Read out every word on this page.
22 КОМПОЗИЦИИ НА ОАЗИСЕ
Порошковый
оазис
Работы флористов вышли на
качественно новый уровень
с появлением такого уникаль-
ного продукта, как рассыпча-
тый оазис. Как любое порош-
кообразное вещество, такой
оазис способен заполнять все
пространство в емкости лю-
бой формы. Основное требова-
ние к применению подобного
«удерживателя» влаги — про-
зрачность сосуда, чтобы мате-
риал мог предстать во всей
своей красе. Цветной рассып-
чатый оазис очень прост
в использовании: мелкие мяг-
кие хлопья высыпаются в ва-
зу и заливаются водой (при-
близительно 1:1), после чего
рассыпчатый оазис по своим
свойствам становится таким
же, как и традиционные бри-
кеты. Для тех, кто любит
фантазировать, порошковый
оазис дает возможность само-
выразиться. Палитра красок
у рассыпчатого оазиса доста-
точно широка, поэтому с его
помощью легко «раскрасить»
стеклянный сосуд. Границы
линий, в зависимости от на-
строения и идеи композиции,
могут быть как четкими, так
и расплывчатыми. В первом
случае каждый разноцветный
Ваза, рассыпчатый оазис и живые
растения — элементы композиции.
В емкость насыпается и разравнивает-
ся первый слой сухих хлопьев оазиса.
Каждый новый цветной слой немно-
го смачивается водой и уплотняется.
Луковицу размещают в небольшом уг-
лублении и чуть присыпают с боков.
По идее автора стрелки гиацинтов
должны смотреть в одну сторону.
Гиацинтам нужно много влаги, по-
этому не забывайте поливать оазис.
....
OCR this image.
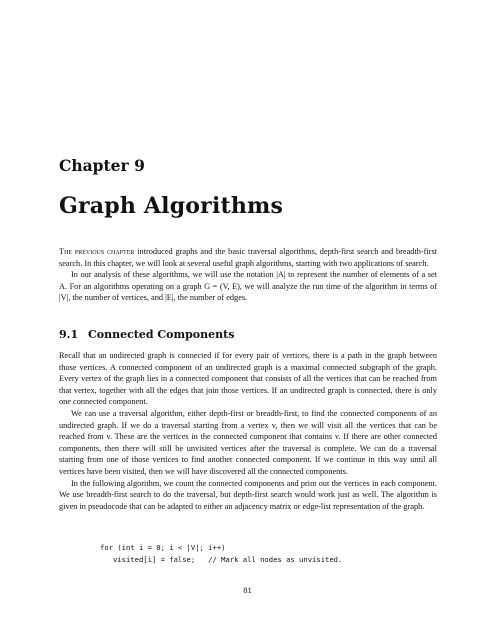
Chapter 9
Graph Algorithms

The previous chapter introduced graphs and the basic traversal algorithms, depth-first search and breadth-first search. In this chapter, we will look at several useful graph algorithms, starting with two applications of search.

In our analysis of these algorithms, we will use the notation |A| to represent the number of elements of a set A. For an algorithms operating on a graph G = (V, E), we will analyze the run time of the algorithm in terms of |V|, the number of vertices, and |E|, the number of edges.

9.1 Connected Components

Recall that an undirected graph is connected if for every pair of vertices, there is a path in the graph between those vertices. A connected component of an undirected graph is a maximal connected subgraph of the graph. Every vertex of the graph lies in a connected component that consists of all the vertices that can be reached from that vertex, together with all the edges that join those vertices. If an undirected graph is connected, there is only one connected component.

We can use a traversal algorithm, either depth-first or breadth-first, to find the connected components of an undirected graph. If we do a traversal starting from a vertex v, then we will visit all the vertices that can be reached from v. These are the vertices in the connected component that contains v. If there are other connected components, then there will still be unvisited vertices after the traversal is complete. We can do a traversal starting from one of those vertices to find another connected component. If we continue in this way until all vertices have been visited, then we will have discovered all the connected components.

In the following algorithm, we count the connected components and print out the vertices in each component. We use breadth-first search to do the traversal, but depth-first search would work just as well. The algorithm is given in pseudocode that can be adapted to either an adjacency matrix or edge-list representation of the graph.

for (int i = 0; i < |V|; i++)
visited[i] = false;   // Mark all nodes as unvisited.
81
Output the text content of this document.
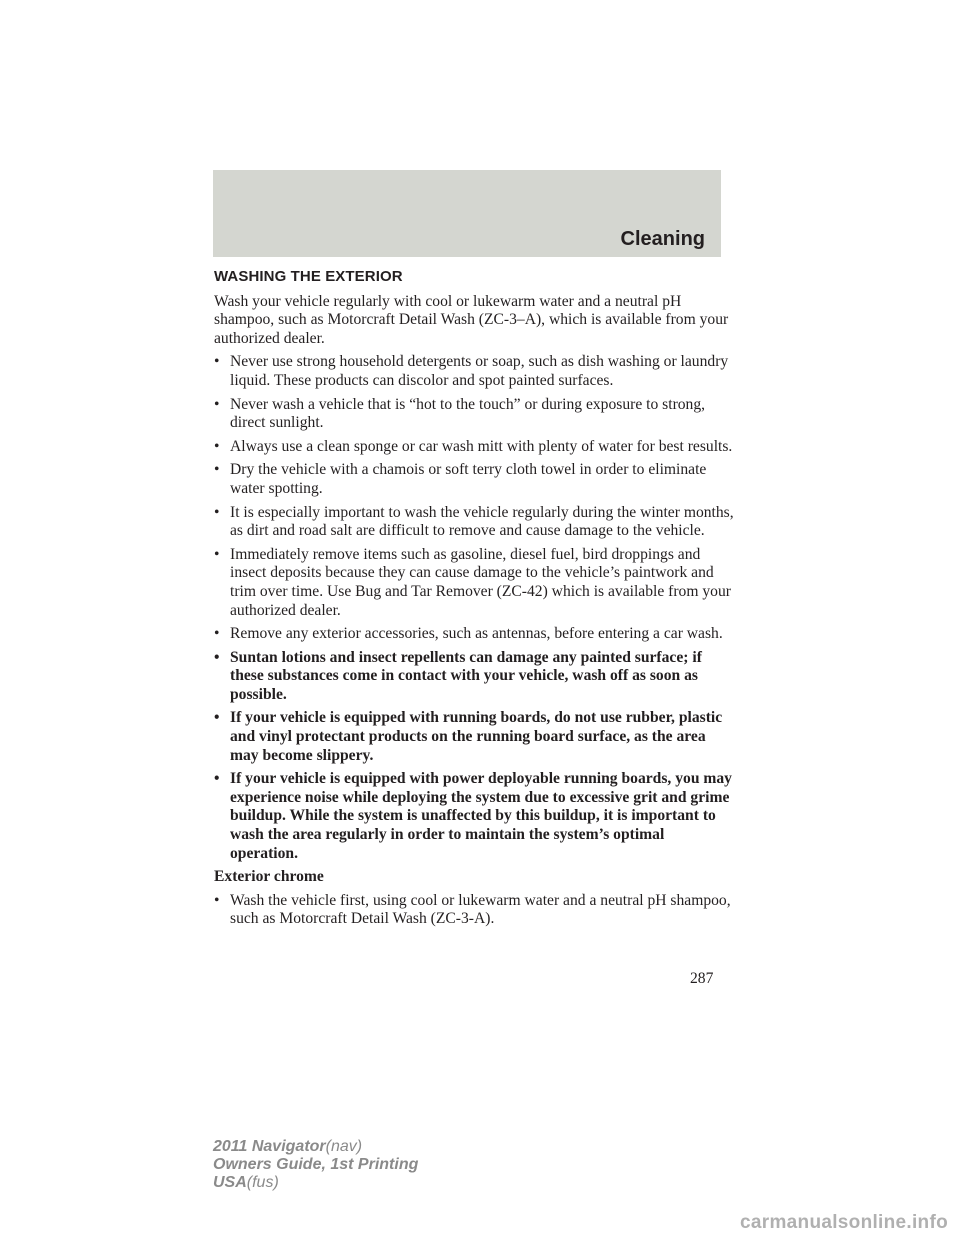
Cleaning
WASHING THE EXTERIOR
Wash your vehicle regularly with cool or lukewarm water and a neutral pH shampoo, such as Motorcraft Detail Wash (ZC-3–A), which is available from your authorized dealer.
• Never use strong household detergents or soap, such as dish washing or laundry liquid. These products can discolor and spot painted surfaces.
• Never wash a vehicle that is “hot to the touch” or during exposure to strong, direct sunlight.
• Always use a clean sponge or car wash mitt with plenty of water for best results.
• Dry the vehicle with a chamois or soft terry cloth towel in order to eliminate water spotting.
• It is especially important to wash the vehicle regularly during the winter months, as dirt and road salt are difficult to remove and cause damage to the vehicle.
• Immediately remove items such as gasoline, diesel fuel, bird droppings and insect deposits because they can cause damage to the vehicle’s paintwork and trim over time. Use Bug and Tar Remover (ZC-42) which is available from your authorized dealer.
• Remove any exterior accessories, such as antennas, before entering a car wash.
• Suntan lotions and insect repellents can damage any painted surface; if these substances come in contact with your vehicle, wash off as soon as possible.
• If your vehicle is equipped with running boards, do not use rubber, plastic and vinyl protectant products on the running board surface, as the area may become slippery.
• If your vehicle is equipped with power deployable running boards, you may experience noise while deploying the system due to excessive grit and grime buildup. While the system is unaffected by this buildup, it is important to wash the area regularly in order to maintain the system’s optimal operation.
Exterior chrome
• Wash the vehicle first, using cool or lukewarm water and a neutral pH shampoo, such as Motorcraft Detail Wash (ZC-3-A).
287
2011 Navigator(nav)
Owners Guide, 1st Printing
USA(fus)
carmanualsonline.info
....
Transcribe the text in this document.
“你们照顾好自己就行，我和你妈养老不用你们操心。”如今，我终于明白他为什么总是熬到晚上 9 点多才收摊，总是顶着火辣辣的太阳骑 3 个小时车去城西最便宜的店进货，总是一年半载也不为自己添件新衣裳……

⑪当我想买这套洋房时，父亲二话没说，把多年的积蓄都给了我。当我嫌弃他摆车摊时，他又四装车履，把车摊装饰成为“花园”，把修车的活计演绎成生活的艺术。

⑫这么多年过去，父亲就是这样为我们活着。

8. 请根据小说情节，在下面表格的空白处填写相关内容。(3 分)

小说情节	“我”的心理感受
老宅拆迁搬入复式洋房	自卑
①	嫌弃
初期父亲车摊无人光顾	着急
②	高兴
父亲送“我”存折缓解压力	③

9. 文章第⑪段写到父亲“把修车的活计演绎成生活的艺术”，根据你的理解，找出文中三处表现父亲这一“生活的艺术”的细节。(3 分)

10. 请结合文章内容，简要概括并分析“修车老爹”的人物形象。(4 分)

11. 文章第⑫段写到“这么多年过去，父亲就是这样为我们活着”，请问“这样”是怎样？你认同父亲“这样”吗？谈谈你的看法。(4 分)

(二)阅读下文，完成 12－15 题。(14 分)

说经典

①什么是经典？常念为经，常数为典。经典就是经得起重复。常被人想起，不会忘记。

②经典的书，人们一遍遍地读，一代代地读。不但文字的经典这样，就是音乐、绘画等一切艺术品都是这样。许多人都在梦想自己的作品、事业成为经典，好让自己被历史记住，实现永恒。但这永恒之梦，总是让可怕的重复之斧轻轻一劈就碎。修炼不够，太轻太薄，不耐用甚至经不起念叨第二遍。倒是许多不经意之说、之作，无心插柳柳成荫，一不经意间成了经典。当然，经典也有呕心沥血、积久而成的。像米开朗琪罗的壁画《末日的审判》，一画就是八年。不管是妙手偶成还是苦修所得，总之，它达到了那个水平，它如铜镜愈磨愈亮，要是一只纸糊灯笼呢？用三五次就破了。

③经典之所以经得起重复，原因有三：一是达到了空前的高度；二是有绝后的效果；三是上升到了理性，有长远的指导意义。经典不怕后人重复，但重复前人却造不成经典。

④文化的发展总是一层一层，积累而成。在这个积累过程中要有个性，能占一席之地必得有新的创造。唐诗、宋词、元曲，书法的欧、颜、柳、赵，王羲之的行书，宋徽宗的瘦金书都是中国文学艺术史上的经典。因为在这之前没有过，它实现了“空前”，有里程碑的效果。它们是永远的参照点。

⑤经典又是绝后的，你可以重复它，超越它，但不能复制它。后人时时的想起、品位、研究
....
### [Exercise requirements]
Give the number of lines in the listing above that hold the string "cool", with nothing else.

### [Final result]
2